→ What you have to do:
Copy out each line of the data that holds the word "College".

→ Given data:
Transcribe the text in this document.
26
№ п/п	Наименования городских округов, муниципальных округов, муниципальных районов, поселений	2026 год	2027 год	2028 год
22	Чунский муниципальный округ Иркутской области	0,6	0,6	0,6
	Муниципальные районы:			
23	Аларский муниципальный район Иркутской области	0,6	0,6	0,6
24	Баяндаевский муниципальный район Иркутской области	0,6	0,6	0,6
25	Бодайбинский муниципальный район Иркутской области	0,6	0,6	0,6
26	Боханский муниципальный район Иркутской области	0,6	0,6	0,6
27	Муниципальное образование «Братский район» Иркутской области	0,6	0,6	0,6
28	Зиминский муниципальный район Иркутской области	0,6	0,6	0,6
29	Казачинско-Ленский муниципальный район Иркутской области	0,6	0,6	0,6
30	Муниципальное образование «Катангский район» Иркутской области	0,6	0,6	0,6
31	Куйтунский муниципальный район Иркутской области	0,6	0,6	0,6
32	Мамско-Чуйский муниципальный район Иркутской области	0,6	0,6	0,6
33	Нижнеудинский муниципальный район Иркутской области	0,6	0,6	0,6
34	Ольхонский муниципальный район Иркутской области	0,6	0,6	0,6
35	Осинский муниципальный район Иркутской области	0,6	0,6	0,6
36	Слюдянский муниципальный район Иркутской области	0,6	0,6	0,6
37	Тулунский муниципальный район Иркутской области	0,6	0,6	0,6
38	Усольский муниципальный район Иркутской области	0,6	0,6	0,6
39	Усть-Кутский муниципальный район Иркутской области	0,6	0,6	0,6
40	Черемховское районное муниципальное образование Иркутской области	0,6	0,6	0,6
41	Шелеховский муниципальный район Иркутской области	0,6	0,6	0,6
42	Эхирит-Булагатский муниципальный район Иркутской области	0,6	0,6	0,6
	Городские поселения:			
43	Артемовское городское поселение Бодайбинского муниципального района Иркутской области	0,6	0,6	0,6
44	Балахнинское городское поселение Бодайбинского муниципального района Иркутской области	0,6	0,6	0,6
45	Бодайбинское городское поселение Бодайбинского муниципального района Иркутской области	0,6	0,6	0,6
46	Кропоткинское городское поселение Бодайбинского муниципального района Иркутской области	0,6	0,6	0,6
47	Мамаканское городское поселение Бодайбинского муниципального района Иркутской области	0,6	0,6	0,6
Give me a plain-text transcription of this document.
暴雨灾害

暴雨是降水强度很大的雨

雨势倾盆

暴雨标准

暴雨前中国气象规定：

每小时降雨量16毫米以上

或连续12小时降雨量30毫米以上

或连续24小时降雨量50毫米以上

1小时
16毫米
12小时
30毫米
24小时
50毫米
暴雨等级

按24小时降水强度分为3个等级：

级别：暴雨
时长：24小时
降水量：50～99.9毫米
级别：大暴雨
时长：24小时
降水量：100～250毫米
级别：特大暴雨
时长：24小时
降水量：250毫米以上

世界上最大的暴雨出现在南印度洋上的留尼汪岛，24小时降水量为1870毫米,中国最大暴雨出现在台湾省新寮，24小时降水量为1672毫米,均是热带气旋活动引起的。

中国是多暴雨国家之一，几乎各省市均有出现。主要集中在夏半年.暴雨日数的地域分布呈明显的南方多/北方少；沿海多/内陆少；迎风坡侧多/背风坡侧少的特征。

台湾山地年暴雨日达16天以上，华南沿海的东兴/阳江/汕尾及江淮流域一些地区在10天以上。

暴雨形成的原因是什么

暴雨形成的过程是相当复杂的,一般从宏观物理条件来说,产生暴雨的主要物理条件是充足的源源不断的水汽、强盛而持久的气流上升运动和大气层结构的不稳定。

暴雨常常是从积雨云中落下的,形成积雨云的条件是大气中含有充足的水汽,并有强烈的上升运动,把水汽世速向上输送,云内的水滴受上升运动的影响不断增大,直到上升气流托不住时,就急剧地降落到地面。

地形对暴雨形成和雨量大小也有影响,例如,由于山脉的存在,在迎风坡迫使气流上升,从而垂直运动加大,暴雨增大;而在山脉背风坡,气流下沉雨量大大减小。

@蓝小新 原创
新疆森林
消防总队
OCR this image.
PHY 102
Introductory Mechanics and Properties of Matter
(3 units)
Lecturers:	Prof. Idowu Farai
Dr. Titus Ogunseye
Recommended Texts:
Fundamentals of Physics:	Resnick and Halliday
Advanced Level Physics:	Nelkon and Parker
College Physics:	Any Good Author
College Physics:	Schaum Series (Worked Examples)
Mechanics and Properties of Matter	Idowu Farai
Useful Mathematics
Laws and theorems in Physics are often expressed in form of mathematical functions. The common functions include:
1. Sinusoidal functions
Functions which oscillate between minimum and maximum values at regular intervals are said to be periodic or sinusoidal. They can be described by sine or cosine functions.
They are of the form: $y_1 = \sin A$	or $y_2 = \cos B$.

→ Response:
College Physics:	Any Good Author
College Physics:	Schaum Series (Worked Examples)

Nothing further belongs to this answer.